WHAT TO WORK ON:
Search the material for "CRIME" and show all lines that contain it.

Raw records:
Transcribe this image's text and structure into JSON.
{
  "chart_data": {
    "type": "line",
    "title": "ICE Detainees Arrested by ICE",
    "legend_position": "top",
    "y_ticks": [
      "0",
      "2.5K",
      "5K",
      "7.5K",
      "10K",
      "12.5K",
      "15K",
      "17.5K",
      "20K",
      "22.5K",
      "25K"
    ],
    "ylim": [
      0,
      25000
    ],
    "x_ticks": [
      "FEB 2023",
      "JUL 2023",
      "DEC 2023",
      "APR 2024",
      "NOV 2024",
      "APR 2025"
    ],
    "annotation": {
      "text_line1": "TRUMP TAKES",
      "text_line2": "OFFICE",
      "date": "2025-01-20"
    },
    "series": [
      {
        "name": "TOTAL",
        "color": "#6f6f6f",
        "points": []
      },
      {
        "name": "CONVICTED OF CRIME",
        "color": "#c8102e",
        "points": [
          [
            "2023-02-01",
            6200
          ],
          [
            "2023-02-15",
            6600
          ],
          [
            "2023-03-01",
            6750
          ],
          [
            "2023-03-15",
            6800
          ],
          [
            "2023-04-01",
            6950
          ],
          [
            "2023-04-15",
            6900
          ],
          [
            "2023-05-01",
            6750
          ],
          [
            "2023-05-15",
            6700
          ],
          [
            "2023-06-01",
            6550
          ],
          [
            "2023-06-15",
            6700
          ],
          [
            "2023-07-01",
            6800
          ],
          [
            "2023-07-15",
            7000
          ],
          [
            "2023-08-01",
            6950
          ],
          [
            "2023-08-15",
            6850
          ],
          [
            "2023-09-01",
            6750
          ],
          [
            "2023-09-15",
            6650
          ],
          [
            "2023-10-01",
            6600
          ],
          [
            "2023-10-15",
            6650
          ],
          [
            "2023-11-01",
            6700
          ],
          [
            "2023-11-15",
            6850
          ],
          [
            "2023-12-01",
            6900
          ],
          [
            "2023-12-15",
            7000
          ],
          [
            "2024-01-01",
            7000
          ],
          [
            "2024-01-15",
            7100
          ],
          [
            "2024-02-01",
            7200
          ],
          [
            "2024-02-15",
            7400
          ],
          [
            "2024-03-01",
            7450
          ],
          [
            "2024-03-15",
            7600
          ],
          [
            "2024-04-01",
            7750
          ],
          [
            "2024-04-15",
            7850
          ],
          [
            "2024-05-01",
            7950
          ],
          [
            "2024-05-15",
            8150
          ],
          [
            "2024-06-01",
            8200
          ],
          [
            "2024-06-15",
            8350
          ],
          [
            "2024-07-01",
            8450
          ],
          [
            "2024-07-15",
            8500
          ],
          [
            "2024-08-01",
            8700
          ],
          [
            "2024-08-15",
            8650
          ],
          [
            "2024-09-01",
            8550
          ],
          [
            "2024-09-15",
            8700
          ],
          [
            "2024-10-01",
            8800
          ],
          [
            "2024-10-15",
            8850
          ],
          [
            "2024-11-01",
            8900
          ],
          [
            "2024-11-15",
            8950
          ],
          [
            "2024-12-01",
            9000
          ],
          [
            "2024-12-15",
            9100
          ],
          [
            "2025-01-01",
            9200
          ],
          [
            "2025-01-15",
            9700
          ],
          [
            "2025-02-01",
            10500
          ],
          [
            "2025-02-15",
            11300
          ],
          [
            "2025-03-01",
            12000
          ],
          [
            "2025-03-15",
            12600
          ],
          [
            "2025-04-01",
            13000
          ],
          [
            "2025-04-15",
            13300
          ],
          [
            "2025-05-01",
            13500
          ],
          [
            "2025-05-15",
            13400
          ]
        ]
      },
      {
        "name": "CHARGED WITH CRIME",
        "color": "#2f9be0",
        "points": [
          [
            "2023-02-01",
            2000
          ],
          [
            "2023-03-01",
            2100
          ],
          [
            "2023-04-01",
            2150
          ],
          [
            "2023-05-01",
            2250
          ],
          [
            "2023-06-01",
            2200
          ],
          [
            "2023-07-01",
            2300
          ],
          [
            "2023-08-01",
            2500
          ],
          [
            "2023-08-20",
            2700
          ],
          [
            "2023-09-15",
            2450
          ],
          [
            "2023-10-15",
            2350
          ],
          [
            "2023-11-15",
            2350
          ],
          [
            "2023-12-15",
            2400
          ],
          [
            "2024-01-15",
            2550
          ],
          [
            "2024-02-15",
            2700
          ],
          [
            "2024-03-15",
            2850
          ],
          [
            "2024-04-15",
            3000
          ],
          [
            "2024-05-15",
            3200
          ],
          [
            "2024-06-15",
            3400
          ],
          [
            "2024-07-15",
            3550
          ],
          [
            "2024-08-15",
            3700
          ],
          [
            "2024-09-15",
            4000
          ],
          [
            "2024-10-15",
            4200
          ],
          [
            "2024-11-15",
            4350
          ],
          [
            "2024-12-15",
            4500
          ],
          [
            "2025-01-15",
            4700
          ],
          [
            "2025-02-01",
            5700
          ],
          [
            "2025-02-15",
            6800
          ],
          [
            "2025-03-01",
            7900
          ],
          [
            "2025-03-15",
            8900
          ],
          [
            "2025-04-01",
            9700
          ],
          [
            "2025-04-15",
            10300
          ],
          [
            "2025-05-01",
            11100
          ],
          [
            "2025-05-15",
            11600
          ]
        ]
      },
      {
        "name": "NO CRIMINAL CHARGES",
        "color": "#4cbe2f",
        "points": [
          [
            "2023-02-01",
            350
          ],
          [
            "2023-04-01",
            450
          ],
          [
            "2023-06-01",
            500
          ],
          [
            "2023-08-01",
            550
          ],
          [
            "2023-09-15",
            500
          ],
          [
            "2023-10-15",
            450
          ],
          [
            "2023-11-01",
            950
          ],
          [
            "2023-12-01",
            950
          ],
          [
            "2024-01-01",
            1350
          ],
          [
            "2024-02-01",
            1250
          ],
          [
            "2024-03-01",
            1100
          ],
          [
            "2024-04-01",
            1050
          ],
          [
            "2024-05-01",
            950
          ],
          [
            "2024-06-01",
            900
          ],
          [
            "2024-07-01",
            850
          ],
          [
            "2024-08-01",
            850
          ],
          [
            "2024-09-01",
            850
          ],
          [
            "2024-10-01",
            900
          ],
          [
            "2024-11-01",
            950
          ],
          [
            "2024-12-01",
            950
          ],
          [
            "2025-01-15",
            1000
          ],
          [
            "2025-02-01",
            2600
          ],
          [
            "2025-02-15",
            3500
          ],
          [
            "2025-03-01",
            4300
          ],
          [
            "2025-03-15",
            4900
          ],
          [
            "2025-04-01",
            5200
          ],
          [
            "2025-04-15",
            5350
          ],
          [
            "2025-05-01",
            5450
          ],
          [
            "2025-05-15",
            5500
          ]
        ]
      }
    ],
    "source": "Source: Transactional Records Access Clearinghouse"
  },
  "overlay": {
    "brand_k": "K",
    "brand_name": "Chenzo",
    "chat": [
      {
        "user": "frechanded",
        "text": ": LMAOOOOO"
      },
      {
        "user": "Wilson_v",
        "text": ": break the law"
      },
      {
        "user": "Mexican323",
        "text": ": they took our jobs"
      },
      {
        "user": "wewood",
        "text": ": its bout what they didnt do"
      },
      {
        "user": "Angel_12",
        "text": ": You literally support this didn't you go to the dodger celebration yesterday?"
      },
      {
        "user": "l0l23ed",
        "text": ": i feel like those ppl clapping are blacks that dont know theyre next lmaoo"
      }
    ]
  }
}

CORRECT ANSWER:
        "name": "CONVICTED OF CRIME",
        "name": "CHARGED WITH CRIME",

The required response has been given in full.